Stored items from a collection

---*---

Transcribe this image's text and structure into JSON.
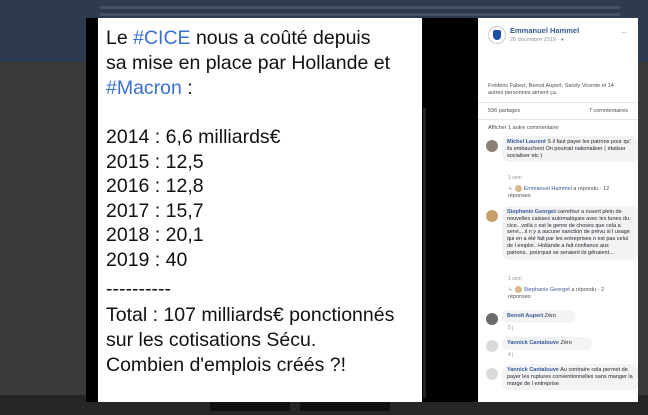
{
  "post_image": {
    "lines": [
      {
        "pre": "Le ",
        "tag": "#CICE",
        "post": " nous a coûté depuis"
      },
      {
        "pre": "sa mise en place par Hollande et",
        "tag": "",
        "post": ""
      },
      {
        "pre": "",
        "tag": "#Macron",
        "post": " :"
      },
      {
        "pre": "2014 : 6,6 milliards€",
        "tag": "",
        "post": ""
      },
      {
        "pre": "2015 : 12,5",
        "tag": "",
        "post": ""
      },
      {
        "pre": "2016 : 12,8",
        "tag": "",
        "post": ""
      },
      {
        "pre": "2017 : 15,7",
        "tag": "",
        "post": ""
      },
      {
        "pre": "2018 : 20,1",
        "tag": "",
        "post": ""
      },
      {
        "pre": "2019 : 40",
        "tag": "",
        "post": ""
      },
      {
        "pre": "----------",
        "tag": "",
        "post": ""
      },
      {
        "pre": "Total : 107 milliards€ ponctionnés",
        "tag": "",
        "post": ""
      },
      {
        "pre": "sur les cotisations Sécu.",
        "tag": "",
        "post": ""
      },
      {
        "pre": "Combien d'emplois créés ?!",
        "tag": "",
        "post": ""
      }
    ]
  },
  "panel": {
    "author": "Emmanuel Hammel",
    "date": "26 décembre 2019 · ",
    "menu": "···",
    "likes_text": "Frédéric Fabert, Benoit Aupert, Sandy Vicente et 14 autres personnes aiment ça.",
    "shares": "596 partages",
    "comments_count": "7 commentaires",
    "show_more": "Afficher 1 autre commentaire",
    "comments": [
      {
        "author": "Michel Laurent",
        "text": " S il faut payer les patrons pour qu' ils embauchent On pourrait nationaliser ( étatiser socialiser etc )",
        "time": "1 sem",
        "avatar_color": "#8a7f72",
        "reply": {
          "name": "Emmanuel Hammel",
          "text": " a répondu · 12 réponses"
        }
      },
      {
        "author": "Stephanie Georget",
        "text": " carrefour a ouvert plein de nouvelles caisses automatiques avec les tunes du cice...voilà c est le genre de choses que cela a servi....il n y a aucune sanction de prévu si l usage qui en a été fait par les entreprises n est pas celui de l emploi.. Hollande a fait confiance aux patrons...pourquoi se seraient ils gênaient...",
        "time": "1 sem",
        "avatar_color": "#c9a06a",
        "reply": {
          "name": "Stephanie Georget",
          "text": " a répondu · 2 réponses"
        }
      },
      {
        "author": "Benoit Aupert",
        "text": " Zéro",
        "time": "5 j",
        "avatar_color": "#6b6b6b"
      },
      {
        "author": "Yannick Cantalouve",
        "text": " Zéro",
        "time": "4 j",
        "avatar_color": "#d9d9d9"
      },
      {
        "author": "Yannick Cantalouve",
        "text": " Au contraire cela permet de payer les ruptures conventionnelles sans manger la marge de l entreprise",
        "time": "",
        "avatar_color": "#d9d9d9"
      }
    ]
  }
}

---*---

- _Task instructions_
Except for the pictures, print the data above exactly.

- _Exercise response_
Transcribe this image's text and structure into JSON.
{
  "post_image": {
    "lines": [
      {
        "pre": "Le ",
        "tag": "#CICE",
        "post": " nous a coûté depuis"
      },
      {
        "pre": "sa mise en place par Hollande et",
        "tag": "",
        "post": ""
      },
      {
        "pre": "",
        "tag": "#Macron",
        "post": " :"
      },
      {
        "pre": "2014 : 6,6 milliards€",
        "tag": "",
        "post": ""
      },
      {
        "pre": "2015 : 12,5",
        "tag": "",
        "post": ""
      },
      {
        "pre": "2016 : 12,8",
        "tag": "",
        "post": ""
      },
      {
        "pre": "2017 : 15,7",
        "tag": "",
        "post": ""
      },
      {
        "pre": "2018 : 20,1",
        "tag": "",
        "post": ""
      },
      {
        "pre": "2019 : 40",
        "tag": "",
        "post": ""
      },
      {
        "pre": "----------",
        "tag": "",
        "post": ""
      },
      {
        "pre": "Total : 107 milliards€ ponctionnés",
        "tag": "",
        "post": ""
      },
      {
        "pre": "sur les cotisations Sécu.",
        "tag": "",
        "post": ""
      },
      {
        "pre": "Combien d'emplois créés ?!",
        "tag": "",
        "post": ""
      }
    ]
  },
  "panel": {
    "author": "Emmanuel Hammel",
    "date": "26 décembre 2019 · ",
    "menu": "···",
    "likes_text": "Frédéric Fabert, Benoit Aupert, Sandy Vicente et 14 autres personnes aiment ça.",
    "shares": "596 partages",
    "comments_count": "7 commentaires",
    "show_more": "Afficher 1 autre commentaire",
    "comments": [
      {
        "author": "Michel Laurent",
        "text": " S il faut payer les patrons pour qu' ils embauchent On pourrait nationaliser ( étatiser socialiser etc )",
        "time": "1 sem",
        "avatar_color": "#8a7f72",
        "reply": {
          "name": "Emmanuel Hammel",
          "text": " a répondu · 12 réponses"
        }
      },
      {
        "author": "Stephanie Georget",
        "text": " carrefour a ouvert plein de nouvelles caisses automatiques avec les tunes du cice...voilà c est le genre de choses que cela a servi....il n y a aucune sanction de prévu si l usage qui en a été fait par les entreprises n est pas celui de l emploi.. Hollande a fait confiance aux patrons...pourquoi se seraient ils gênaient...",
        "time": "1 sem",
        "avatar_color": "#c9a06a",
        "reply": {
          "name": "Stephanie Georget",
          "text": " a répondu · 2 réponses"
        }
      },
      {
        "author": "Benoit Aupert",
        "text": " Zéro",
        "time": "5 j",
        "avatar_color": "#6b6b6b"
      },
      {
        "author": "Yannick Cantalouve",
        "text": " Zéro",
        "time": "4 j",
        "avatar_color": "#d9d9d9"
      },
      {
        "author": "Yannick Cantalouve",
        "text": " Au contraire cela permet de payer les ruptures conventionnelles sans manger la marge de l entreprise",
        "time": "",
        "avatar_color": "#d9d9d9"
      }
    ]
  }
}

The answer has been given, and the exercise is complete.